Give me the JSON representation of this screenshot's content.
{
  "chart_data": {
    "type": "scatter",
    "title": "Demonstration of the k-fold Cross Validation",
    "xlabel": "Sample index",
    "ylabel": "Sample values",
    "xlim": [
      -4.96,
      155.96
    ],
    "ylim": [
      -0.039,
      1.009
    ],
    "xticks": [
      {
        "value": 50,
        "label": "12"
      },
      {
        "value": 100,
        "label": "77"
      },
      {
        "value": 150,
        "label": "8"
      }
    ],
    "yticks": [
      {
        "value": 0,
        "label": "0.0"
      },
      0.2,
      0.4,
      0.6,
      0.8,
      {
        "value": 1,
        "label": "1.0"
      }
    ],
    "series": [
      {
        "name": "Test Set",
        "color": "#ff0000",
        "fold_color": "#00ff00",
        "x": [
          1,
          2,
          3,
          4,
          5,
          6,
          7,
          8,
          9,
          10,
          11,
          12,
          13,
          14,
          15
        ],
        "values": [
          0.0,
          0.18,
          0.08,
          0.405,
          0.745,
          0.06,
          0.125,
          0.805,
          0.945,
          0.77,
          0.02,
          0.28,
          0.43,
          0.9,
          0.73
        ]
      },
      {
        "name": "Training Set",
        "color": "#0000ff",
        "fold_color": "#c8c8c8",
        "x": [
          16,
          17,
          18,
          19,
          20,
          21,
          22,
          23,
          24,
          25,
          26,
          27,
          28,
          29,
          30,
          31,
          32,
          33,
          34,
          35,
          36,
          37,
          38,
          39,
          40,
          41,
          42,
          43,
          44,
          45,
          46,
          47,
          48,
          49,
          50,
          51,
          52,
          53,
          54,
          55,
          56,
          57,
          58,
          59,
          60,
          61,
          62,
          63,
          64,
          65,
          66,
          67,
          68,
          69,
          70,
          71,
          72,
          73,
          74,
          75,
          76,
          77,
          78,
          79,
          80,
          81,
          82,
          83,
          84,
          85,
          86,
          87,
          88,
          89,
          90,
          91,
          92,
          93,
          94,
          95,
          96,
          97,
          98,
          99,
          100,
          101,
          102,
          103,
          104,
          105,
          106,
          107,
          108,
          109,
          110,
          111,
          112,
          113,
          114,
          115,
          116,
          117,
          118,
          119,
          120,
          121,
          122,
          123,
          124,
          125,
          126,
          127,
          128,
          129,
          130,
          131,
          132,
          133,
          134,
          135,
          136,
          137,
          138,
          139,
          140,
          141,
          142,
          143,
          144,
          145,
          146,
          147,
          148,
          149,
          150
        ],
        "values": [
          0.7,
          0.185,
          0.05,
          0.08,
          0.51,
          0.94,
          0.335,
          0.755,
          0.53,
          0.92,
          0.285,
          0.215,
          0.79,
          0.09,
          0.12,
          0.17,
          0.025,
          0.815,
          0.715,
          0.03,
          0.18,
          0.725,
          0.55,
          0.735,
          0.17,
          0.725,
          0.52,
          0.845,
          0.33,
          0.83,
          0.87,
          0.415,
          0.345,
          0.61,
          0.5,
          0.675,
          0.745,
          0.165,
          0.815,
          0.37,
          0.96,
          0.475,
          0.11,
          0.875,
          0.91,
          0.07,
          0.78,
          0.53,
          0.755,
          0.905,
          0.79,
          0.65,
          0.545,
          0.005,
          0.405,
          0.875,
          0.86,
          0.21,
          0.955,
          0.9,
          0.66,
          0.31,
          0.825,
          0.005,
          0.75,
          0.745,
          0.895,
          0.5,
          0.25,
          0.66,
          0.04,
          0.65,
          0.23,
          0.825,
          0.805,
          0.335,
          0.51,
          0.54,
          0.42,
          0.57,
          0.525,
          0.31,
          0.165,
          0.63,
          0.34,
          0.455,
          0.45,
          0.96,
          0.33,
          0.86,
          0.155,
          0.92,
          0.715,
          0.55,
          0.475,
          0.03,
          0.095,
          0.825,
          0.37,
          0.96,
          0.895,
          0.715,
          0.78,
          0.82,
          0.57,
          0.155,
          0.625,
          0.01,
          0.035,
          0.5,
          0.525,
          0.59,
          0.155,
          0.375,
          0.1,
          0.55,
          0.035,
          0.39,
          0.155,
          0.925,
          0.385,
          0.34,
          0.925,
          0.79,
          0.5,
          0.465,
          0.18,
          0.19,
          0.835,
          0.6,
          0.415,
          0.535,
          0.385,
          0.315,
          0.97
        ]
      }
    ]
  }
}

Stated task
Repeat every entry exactly as written above.

Exercise response
Give me the JSON representation of this screenshot's content.
{
  "chart_data": {
    "type": "scatter",
    "title": "Demonstration of the k-fold Cross Validation",
    "xlabel": "Sample index",
    "ylabel": "Sample values",
    "xlim": [
      -4.96,
      155.96
    ],
    "ylim": [
      -0.039,
      1.009
    ],
    "xticks": [
      {
        "value": 50,
        "label": "12"
      },
      {
        "value": 100,
        "label": "77"
      },
      {
        "value": 150,
        "label": "8"
      }
    ],
    "yticks": [
      {
        "value": 0,
        "label": "0.0"
      },
      0.2,
      0.4,
      0.6,
      0.8,
      {
        "value": 1,
        "label": "1.0"
      }
    ],
    "series": [
      {
        "name": "Test Set",
        "color": "#ff0000",
        "fold_color": "#00ff00",
        "x": [
          1,
          2,
          3,
          4,
          5,
          6,
          7,
          8,
          9,
          10,
          11,
          12,
          13,
          14,
          15
        ],
        "values": [
          0.0,
          0.18,
          0.08,
          0.405,
          0.745,
          0.06,
          0.125,
          0.805,
          0.945,
          0.77,
          0.02,
          0.28,
          0.43,
          0.9,
          0.73
        ]
      },
      {
        "name": "Training Set",
        "color": "#0000ff",
        "fold_color": "#c8c8c8",
        "x": [
          16,
          17,
          18,
          19,
          20,
          21,
          22,
          23,
          24,
          25,
          26,
          27,
          28,
          29,
          30,
          31,
          32,
          33,
          34,
          35,
          36,
          37,
          38,
          39,
          40,
          41,
          42,
          43,
          44,
          45,
          46,
          47,
          48,
          49,
          50,
          51,
          52,
          53,
          54,
          55,
          56,
          57,
          58,
          59,
          60,
          61,
          62,
          63,
          64,
          65,
          66,
          67,
          68,
          69,
          70,
          71,
          72,
          73,
          74,
          75,
          76,
          77,
          78,
          79,
          80,
          81,
          82,
          83,
          84,
          85,
          86,
          87,
          88,
          89,
          90,
          91,
          92,
          93,
          94,
          95,
          96,
          97,
          98,
          99,
          100,
          101,
          102,
          103,
          104,
          105,
          106,
          107,
          108,
          109,
          110,
          111,
          112,
          113,
          114,
          115,
          116,
          117,
          118,
          119,
          120,
          121,
          122,
          123,
          124,
          125,
          126,
          127,
          128,
          129,
          130,
          131,
          132,
          133,
          134,
          135,
          136,
          137,
          138,
          139,
          140,
          141,
          142,
          143,
          144,
          145,
          146,
          147,
          148,
          149,
          150
        ],
        "values": [
          0.7,
          0.185,
          0.05,
          0.08,
          0.51,
          0.94,
          0.335,
          0.755,
          0.53,
          0.92,
          0.285,
          0.215,
          0.79,
          0.09,
          0.12,
          0.17,
          0.025,
          0.815,
          0.715,
          0.03,
          0.18,
          0.725,
          0.55,
          0.735,
          0.17,
          0.725,
          0.52,
          0.845,
          0.33,
          0.83,
          0.87,
          0.415,
          0.345,
          0.61,
          0.5,
          0.675,
          0.745,
          0.165,
          0.815,
          0.37,
          0.96,
          0.475,
          0.11,
          0.875,
          0.91,
          0.07,
          0.78,
          0.53,
          0.755,
          0.905,
          0.79,
          0.65,
          0.545,
          0.005,
          0.405,
          0.875,
          0.86,
          0.21,
          0.955,
          0.9,
          0.66,
          0.31,
          0.825,
          0.005,
          0.75,
          0.745,
          0.895,
          0.5,
          0.25,
          0.66,
          0.04,
          0.65,
          0.23,
          0.825,
          0.805,
          0.335,
          0.51,
          0.54,
          0.42,
          0.57,
          0.525,
          0.31,
          0.165,
          0.63,
          0.34,
          0.455,
          0.45,
          0.96,
          0.33,
          0.86,
          0.155,
          0.92,
          0.715,
          0.55,
          0.475,
          0.03,
          0.095,
          0.825,
          0.37,
          0.96,
          0.895,
          0.715,
          0.78,
          0.82,
          0.57,
          0.155,
          0.625,
          0.01,
          0.035,
          0.5,
          0.525,
          0.59,
          0.155,
          0.375,
          0.1,
          0.55,
          0.035,
          0.39,
          0.155,
          0.925,
          0.385,
          0.34,
          0.925,
          0.79,
          0.5,
          0.465,
          0.18,
          0.19,
          0.835,
          0.6,
          0.415,
          0.535,
          0.385,
          0.315,
          0.97
        ]
      }
    ]
  }
}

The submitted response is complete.